** start of DATA FOR PROCESSING **
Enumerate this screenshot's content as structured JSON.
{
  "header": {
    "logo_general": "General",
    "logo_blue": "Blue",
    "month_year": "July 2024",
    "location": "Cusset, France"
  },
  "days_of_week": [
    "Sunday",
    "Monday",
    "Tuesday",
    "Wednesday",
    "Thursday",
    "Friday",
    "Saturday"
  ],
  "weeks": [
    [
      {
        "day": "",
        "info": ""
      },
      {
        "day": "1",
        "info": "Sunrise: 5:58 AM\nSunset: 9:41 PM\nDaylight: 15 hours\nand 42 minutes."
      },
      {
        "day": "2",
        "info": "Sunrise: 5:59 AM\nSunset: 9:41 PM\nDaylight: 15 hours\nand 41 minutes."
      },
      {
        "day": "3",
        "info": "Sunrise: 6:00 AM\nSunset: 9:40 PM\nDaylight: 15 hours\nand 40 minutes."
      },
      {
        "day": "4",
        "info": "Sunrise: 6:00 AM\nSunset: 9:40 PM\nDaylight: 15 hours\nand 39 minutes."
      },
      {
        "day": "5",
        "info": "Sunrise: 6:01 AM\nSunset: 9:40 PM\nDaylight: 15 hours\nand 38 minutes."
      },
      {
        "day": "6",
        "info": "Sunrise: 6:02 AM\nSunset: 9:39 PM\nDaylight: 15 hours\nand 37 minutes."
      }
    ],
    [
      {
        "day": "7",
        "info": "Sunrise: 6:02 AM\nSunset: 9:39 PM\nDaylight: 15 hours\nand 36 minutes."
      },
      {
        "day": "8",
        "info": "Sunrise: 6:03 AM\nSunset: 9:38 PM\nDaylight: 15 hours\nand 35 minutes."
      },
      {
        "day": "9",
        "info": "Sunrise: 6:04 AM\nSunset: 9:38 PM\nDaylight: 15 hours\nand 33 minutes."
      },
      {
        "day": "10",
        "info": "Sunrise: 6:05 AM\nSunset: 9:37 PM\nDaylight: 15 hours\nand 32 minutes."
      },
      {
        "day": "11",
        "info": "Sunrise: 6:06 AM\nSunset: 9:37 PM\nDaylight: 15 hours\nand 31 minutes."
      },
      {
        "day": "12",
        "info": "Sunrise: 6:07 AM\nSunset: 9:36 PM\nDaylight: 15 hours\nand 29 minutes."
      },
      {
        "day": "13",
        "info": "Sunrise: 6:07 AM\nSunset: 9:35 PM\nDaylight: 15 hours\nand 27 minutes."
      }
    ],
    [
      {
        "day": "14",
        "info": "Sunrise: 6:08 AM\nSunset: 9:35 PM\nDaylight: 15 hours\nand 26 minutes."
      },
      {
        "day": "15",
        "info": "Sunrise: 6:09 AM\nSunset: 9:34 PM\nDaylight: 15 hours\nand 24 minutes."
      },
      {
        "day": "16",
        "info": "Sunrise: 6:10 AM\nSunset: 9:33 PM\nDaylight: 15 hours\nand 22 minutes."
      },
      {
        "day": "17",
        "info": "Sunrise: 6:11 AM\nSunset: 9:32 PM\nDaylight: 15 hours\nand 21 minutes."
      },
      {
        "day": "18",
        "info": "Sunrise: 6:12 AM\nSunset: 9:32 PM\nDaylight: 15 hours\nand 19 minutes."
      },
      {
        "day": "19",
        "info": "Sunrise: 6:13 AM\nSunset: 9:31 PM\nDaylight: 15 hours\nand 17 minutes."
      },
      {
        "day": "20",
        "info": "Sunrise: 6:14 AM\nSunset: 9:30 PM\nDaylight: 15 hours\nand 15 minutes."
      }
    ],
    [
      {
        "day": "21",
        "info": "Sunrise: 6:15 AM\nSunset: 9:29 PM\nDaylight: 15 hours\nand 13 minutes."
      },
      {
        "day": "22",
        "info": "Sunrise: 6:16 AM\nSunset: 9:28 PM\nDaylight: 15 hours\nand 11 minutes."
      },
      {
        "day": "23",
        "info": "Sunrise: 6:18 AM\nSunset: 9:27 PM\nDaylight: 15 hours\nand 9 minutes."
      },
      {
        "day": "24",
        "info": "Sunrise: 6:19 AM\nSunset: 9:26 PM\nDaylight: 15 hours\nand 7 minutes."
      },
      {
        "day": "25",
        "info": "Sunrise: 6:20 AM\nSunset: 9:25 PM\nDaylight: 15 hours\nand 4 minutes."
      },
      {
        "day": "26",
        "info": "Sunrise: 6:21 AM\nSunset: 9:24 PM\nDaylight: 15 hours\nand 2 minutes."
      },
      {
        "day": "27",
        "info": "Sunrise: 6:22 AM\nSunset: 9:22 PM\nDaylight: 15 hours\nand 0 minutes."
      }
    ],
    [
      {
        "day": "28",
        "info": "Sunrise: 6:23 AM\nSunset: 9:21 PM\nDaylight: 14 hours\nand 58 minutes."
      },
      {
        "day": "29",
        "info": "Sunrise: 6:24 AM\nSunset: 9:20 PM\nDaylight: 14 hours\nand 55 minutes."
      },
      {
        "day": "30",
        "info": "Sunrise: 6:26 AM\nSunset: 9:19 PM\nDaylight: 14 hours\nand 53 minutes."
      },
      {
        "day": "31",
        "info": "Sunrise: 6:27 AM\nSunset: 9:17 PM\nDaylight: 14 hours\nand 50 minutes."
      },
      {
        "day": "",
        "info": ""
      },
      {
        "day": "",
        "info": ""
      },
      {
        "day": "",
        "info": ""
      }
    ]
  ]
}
** end of DATA FOR PROCESSING **
Retype the entries one by one, exactly.

Enumerate this screenshot's content as structured JSON.
{
  "header": {
    "logo_general": "General",
    "logo_blue": "Blue",
    "month_year": "July 2024",
    "location": "Cusset, France"
  },
  "days_of_week": [
    "Sunday",
    "Monday",
    "Tuesday",
    "Wednesday",
    "Thursday",
    "Friday",
    "Saturday"
  ],
  "weeks": [
    [
      {
        "day": "",
        "info": ""
      },
      {
        "day": "1",
        "info": "Sunrise: 5:58 AM\nSunset: 9:41 PM\nDaylight: 15 hours\nand 42 minutes."
      },
      {
        "day": "2",
        "info": "Sunrise: 5:59 AM\nSunset: 9:41 PM\nDaylight: 15 hours\nand 41 minutes."
      },
      {
        "day": "3",
        "info": "Sunrise: 6:00 AM\nSunset: 9:40 PM\nDaylight: 15 hours\nand 40 minutes."
      },
      {
        "day": "4",
        "info": "Sunrise: 6:00 AM\nSunset: 9:40 PM\nDaylight: 15 hours\nand 39 minutes."
      },
      {
        "day": "5",
        "info": "Sunrise: 6:01 AM\nSunset: 9:40 PM\nDaylight: 15 hours\nand 38 minutes."
      },
      {
        "day": "6",
        "info": "Sunrise: 6:02 AM\nSunset: 9:39 PM\nDaylight: 15 hours\nand 37 minutes."
      }
    ],
    [
      {
        "day": "7",
        "info": "Sunrise: 6:02 AM\nSunset: 9:39 PM\nDaylight: 15 hours\nand 36 minutes."
      },
      {
        "day": "8",
        "info": "Sunrise: 6:03 AM\nSunset: 9:38 PM\nDaylight: 15 hours\nand 35 minutes."
      },
      {
        "day": "9",
        "info": "Sunrise: 6:04 AM\nSunset: 9:38 PM\nDaylight: 15 hours\nand 33 minutes."
      },
      {
        "day": "10",
        "info": "Sunrise: 6:05 AM\nSunset: 9:37 PM\nDaylight: 15 hours\nand 32 minutes."
      },
      {
        "day": "11",
        "info": "Sunrise: 6:06 AM\nSunset: 9:37 PM\nDaylight: 15 hours\nand 31 minutes."
      },
      {
        "day": "12",
        "info": "Sunrise: 6:07 AM\nSunset: 9:36 PM\nDaylight: 15 hours\nand 29 minutes."
      },
      {
        "day": "13",
        "info": "Sunrise: 6:07 AM\nSunset: 9:35 PM\nDaylight: 15 hours\nand 27 minutes."
      }
    ],
    [
      {
        "day": "14",
        "info": "Sunrise: 6:08 AM\nSunset: 9:35 PM\nDaylight: 15 hours\nand 26 minutes."
      },
      {
        "day": "15",
        "info": "Sunrise: 6:09 AM\nSunset: 9:34 PM\nDaylight: 15 hours\nand 24 minutes."
      },
      {
        "day": "16",
        "info": "Sunrise: 6:10 AM\nSunset: 9:33 PM\nDaylight: 15 hours\nand 22 minutes."
      },
      {
        "day": "17",
        "info": "Sunrise: 6:11 AM\nSunset: 9:32 PM\nDaylight: 15 hours\nand 21 minutes."
      },
      {
        "day": "18",
        "info": "Sunrise: 6:12 AM\nSunset: 9:32 PM\nDaylight: 15 hours\nand 19 minutes."
      },
      {
        "day": "19",
        "info": "Sunrise: 6:13 AM\nSunset: 9:31 PM\nDaylight: 15 hours\nand 17 minutes."
      },
      {
        "day": "20",
        "info": "Sunrise: 6:14 AM\nSunset: 9:30 PM\nDaylight: 15 hours\nand 15 minutes."
      }
    ],
    [
      {
        "day": "21",
        "info": "Sunrise: 6:15 AM\nSunset: 9:29 PM\nDaylight: 15 hours\nand 13 minutes."
      },
      {
        "day": "22",
        "info": "Sunrise: 6:16 AM\nSunset: 9:28 PM\nDaylight: 15 hours\nand 11 minutes."
      },
      {
        "day": "23",
        "info": "Sunrise: 6:18 AM\nSunset: 9:27 PM\nDaylight: 15 hours\nand 9 minutes."
      },
      {
        "day": "24",
        "info": "Sunrise: 6:19 AM\nSunset: 9:26 PM\nDaylight: 15 hours\nand 7 minutes."
      },
      {
        "day": "25",
        "info": "Sunrise: 6:20 AM\nSunset: 9:25 PM\nDaylight: 15 hours\nand 4 minutes."
      },
      {
        "day": "26",
        "info": "Sunrise: 6:21 AM\nSunset: 9:24 PM\nDaylight: 15 hours\nand 2 minutes."
      },
      {
        "day": "27",
        "info": "Sunrise: 6:22 AM\nSunset: 9:22 PM\nDaylight: 15 hours\nand 0 minutes."
      }
    ],
    [
      {
        "day": "28",
        "info": "Sunrise: 6:23 AM\nSunset: 9:21 PM\nDaylight: 14 hours\nand 58 minutes."
      },
      {
        "day": "29",
        "info": "Sunrise: 6:24 AM\nSunset: 9:20 PM\nDaylight: 14 hours\nand 55 minutes."
      },
      {
        "day": "30",
        "info": "Sunrise: 6:26 AM\nSunset: 9:19 PM\nDaylight: 14 hours\nand 53 minutes."
      },
      {
        "day": "31",
        "info": "Sunrise: 6:27 AM\nSunset: 9:17 PM\nDaylight: 14 hours\nand 50 minutes."
      },
      {
        "day": "",
        "info": ""
      },
      {
        "day": "",
        "info": ""
      },
      {
        "day": "",
        "info": ""
      }
    ]
  ]
}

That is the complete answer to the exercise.